▶ **Given instruction**:
From the entries that follow, list every line in which the string "description" appears.

▶ **Records to use**:

☆ ☆ ☆

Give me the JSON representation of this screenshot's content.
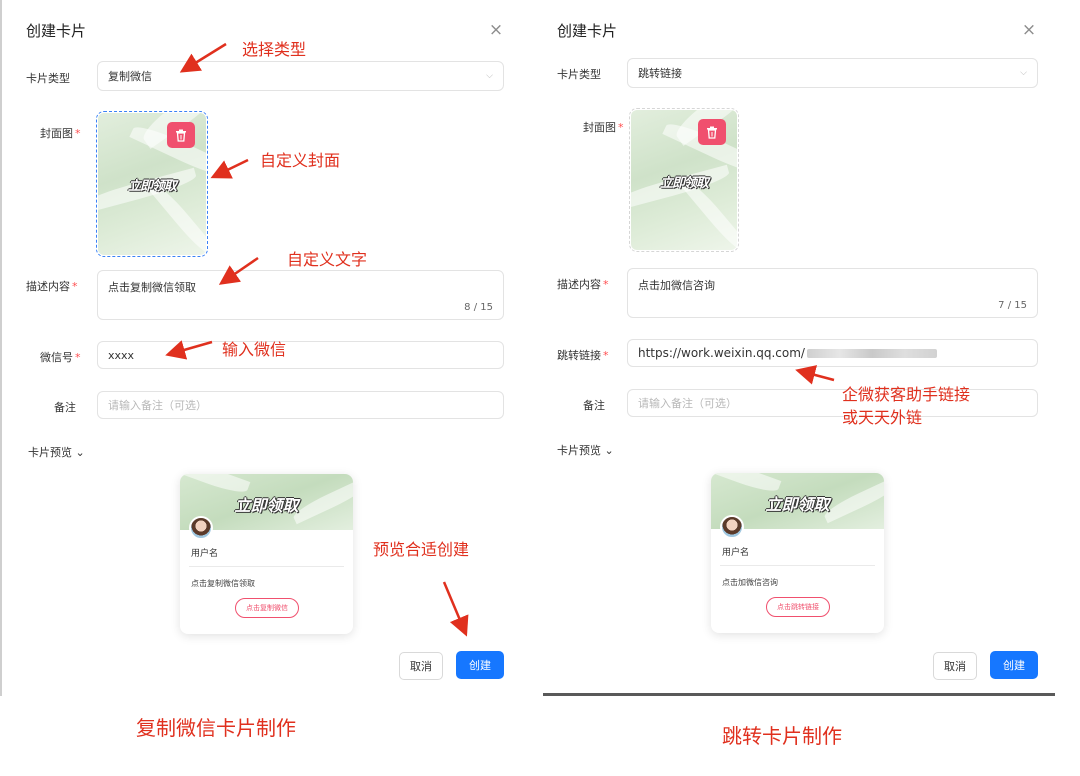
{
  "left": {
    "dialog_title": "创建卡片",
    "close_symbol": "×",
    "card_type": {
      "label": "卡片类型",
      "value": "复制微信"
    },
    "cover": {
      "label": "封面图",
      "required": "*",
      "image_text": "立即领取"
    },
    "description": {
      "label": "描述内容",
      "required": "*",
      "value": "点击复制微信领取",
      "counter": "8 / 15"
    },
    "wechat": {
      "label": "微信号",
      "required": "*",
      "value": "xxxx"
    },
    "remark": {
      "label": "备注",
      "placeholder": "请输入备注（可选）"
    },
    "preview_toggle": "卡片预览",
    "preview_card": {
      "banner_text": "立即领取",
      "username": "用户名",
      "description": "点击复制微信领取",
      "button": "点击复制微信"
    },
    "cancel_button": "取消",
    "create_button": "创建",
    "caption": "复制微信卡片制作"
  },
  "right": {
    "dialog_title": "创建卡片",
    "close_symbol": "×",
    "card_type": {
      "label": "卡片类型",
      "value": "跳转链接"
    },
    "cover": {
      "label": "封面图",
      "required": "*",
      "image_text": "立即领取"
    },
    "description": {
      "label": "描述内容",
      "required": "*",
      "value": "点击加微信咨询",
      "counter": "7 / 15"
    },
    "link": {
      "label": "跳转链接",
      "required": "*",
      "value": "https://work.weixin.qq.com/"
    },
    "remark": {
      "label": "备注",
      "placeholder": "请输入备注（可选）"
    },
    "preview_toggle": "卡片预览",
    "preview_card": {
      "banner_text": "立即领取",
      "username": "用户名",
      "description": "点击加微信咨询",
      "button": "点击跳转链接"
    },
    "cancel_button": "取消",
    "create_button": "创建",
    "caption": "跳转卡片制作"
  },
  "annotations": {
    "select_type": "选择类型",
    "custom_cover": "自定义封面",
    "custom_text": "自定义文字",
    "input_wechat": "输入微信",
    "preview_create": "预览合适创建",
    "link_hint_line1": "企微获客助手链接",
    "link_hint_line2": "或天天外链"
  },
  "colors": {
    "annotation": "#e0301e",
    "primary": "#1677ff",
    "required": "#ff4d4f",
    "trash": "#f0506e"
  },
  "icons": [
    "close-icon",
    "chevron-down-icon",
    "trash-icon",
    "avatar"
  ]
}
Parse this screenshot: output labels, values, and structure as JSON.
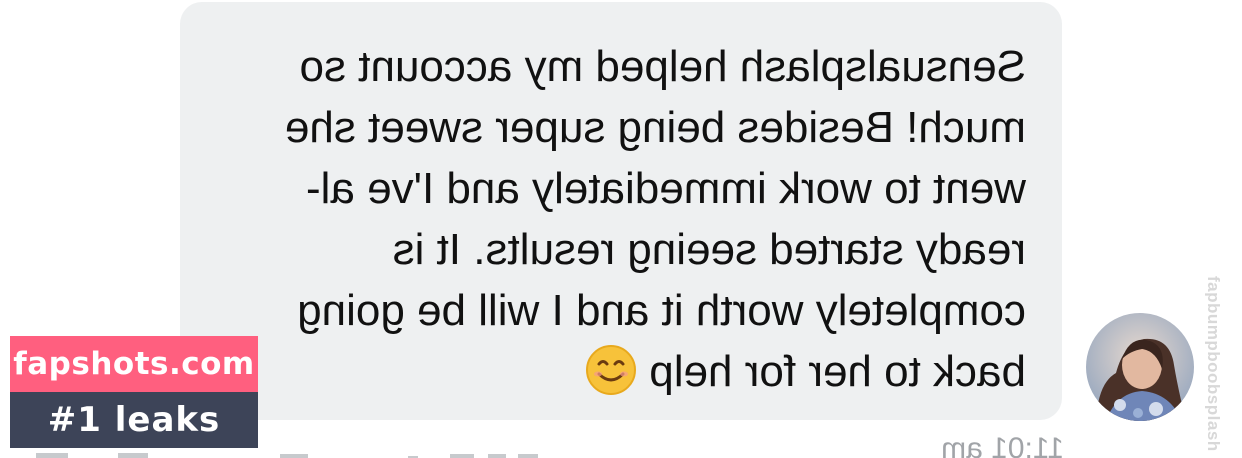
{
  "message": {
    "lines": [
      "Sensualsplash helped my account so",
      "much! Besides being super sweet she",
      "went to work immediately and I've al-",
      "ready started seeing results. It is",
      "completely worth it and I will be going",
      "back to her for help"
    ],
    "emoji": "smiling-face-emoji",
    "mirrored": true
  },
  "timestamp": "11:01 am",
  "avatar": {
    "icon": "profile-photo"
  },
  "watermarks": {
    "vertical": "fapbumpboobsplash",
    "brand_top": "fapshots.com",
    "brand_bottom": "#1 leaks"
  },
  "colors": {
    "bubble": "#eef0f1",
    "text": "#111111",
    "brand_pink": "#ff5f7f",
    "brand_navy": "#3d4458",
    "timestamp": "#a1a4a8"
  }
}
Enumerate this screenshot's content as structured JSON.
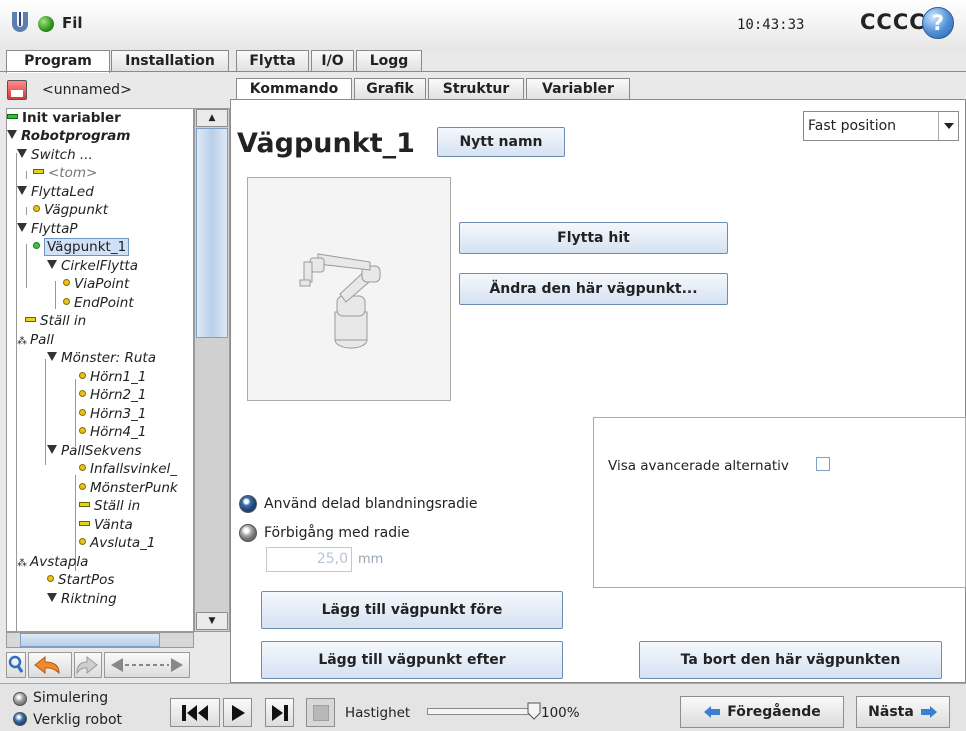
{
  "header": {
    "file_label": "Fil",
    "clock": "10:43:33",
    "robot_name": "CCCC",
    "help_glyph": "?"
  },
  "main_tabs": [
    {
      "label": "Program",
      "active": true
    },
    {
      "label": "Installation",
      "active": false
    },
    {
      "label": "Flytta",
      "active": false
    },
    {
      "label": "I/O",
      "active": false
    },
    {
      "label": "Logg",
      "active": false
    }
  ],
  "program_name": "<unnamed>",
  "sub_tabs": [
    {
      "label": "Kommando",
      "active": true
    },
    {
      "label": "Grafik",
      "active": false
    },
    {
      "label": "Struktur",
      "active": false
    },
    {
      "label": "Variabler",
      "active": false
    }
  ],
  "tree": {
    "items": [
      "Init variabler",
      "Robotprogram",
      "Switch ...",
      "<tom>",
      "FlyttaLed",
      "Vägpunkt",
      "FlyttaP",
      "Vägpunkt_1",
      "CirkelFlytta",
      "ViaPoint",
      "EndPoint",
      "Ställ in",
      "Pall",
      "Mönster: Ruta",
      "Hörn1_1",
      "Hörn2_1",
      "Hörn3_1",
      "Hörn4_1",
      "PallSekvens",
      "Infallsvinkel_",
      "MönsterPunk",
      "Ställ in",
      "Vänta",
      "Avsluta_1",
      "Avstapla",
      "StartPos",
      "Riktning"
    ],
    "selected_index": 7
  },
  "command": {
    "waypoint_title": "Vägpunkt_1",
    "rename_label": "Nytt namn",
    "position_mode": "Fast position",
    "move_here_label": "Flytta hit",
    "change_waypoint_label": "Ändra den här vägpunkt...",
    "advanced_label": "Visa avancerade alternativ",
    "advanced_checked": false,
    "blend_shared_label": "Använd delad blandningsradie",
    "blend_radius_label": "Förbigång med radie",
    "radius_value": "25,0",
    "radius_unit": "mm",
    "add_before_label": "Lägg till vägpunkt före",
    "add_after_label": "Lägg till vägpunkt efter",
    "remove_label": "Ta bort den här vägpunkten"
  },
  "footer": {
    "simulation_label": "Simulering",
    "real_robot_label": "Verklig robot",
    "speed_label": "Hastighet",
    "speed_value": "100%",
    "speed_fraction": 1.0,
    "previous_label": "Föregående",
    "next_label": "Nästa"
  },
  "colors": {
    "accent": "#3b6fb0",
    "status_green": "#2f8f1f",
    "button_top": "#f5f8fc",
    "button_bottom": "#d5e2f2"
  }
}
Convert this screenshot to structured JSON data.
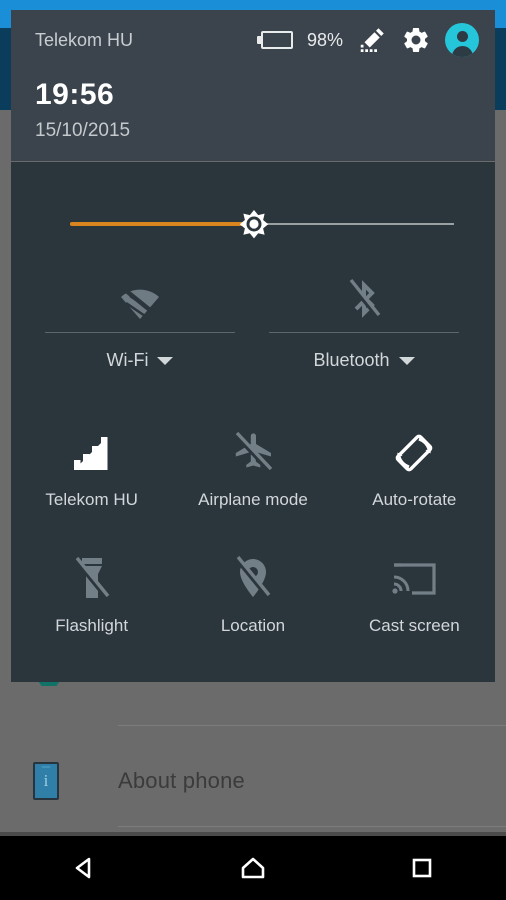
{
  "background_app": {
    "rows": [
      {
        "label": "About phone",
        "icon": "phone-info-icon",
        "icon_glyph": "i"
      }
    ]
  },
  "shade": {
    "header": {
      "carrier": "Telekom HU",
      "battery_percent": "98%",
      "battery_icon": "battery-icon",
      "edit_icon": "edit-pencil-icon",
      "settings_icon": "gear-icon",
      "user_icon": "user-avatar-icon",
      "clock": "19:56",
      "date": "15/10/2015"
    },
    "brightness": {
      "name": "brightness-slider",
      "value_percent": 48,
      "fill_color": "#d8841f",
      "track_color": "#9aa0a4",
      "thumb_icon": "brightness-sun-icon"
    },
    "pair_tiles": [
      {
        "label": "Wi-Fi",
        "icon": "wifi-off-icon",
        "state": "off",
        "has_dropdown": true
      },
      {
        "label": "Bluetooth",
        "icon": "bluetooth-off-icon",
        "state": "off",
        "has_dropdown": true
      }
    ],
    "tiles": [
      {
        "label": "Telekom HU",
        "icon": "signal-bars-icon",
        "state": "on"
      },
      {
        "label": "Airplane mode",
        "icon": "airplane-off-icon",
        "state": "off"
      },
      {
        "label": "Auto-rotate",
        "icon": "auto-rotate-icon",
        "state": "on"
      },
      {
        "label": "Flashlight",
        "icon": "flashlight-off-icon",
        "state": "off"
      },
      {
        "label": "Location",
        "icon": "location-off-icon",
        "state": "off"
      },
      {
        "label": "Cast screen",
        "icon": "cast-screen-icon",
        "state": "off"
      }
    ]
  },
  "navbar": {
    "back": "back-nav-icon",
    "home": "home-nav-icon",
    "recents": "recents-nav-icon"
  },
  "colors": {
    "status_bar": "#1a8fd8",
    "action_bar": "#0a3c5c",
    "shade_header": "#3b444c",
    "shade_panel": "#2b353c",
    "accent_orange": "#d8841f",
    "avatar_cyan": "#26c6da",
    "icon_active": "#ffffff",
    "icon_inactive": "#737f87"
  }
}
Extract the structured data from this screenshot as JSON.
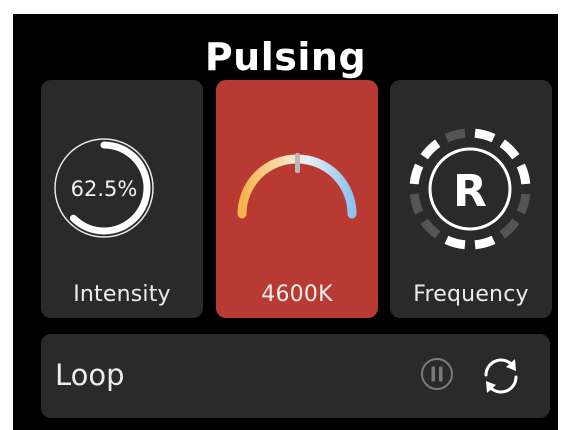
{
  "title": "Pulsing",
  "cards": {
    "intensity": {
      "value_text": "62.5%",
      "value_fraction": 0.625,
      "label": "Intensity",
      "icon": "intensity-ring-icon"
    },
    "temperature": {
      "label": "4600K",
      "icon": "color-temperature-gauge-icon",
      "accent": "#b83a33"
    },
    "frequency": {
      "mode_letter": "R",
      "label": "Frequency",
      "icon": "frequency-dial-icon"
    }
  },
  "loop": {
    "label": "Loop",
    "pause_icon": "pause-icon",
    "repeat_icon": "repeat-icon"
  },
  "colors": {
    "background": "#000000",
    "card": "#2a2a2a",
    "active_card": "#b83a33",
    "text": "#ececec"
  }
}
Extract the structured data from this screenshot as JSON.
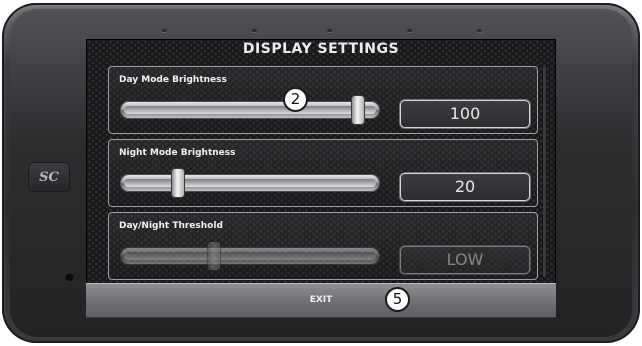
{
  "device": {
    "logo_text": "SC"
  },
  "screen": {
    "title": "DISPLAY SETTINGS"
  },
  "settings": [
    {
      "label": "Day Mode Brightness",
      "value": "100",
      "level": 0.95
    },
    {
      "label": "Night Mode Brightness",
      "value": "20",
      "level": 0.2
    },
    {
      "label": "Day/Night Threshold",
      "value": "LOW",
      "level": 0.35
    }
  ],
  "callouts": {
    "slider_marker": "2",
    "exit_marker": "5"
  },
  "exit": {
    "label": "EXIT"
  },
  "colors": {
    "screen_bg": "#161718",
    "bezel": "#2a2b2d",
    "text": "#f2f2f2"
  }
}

☆ ☆ ☆

▶ **Exercise answer**:
    "description": {
      "description": "点击复制微信领取",
    "description": {
      "description": "点击加微信咨询",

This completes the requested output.